- **Problem to work on**
Restate the complete material exactly.

- **Data to process**
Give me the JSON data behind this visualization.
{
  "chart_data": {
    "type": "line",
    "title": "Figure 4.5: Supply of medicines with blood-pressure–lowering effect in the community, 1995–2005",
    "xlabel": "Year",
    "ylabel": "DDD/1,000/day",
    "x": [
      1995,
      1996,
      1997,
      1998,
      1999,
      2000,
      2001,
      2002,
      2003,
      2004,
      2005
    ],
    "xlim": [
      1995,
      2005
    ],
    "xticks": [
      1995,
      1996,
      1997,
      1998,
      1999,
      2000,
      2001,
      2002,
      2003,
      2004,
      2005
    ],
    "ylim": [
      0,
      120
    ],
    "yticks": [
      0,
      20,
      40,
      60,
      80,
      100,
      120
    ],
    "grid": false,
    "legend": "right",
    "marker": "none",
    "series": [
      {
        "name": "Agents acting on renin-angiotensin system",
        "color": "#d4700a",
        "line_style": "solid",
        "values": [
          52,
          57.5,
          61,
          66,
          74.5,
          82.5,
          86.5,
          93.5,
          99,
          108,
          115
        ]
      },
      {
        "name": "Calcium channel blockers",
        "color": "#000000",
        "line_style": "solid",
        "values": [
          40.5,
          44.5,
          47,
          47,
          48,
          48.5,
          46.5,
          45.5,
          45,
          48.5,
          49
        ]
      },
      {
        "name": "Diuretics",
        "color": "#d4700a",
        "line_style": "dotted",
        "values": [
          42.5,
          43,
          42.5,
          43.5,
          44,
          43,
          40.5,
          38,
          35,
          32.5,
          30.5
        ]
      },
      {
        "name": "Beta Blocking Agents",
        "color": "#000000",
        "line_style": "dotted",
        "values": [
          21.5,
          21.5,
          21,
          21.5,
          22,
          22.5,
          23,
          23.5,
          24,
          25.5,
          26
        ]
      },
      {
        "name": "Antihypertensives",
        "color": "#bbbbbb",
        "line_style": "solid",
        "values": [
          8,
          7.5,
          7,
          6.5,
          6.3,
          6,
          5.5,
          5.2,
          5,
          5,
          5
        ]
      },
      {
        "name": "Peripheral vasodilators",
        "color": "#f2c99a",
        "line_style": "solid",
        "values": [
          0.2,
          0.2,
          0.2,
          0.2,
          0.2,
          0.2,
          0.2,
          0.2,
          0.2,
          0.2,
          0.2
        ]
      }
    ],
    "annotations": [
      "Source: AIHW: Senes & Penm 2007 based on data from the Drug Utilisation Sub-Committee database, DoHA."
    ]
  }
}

- **Correct answer**
Give me the JSON data behind this visualization.
{
  "chart_data": {
    "type": "line",
    "title": "Figure 4.5: Supply of medicines with blood-pressure–lowering effect in the community, 1995–2005",
    "xlabel": "Year",
    "ylabel": "DDD/1,000/day",
    "x": [
      1995,
      1996,
      1997,
      1998,
      1999,
      2000,
      2001,
      2002,
      2003,
      2004,
      2005
    ],
    "xlim": [
      1995,
      2005
    ],
    "xticks": [
      1995,
      1996,
      1997,
      1998,
      1999,
      2000,
      2001,
      2002,
      2003,
      2004,
      2005
    ],
    "ylim": [
      0,
      120
    ],
    "yticks": [
      0,
      20,
      40,
      60,
      80,
      100,
      120
    ],
    "grid": false,
    "legend": "right",
    "marker": "none",
    "series": [
      {
        "name": "Agents acting on renin-angiotensin system",
        "color": "#d4700a",
        "line_style": "solid",
        "values": [
          52,
          57.5,
          61,
          66,
          74.5,
          82.5,
          86.5,
          93.5,
          99,
          108,
          115
        ]
      },
      {
        "name": "Calcium channel blockers",
        "color": "#000000",
        "line_style": "solid",
        "values": [
          40.5,
          44.5,
          47,
          47,
          48,
          48.5,
          46.5,
          45.5,
          45,
          48.5,
          49
        ]
      },
      {
        "name": "Diuretics",
        "color": "#d4700a",
        "line_style": "dotted",
        "values": [
          42.5,
          43,
          42.5,
          43.5,
          44,
          43,
          40.5,
          38,
          35,
          32.5,
          30.5
        ]
      },
      {
        "name": "Beta Blocking Agents",
        "color": "#000000",
        "line_style": "dotted",
        "values": [
          21.5,
          21.5,
          21,
          21.5,
          22,
          22.5,
          23,
          23.5,
          24,
          25.5,
          26
        ]
      },
      {
        "name": "Antihypertensives",
        "color": "#bbbbbb",
        "line_style": "solid",
        "values": [
          8,
          7.5,
          7,
          6.5,
          6.3,
          6,
          5.5,
          5.2,
          5,
          5,
          5
        ]
      },
      {
        "name": "Peripheral vasodilators",
        "color": "#f2c99a",
        "line_style": "solid",
        "values": [
          0.2,
          0.2,
          0.2,
          0.2,
          0.2,
          0.2,
          0.2,
          0.2,
          0.2,
          0.2,
          0.2
        ]
      }
    ],
    "annotations": [
      "Source: AIHW: Senes & Penm 2007 based on data from the Drug Utilisation Sub-Committee database, DoHA."
    ]
  }
}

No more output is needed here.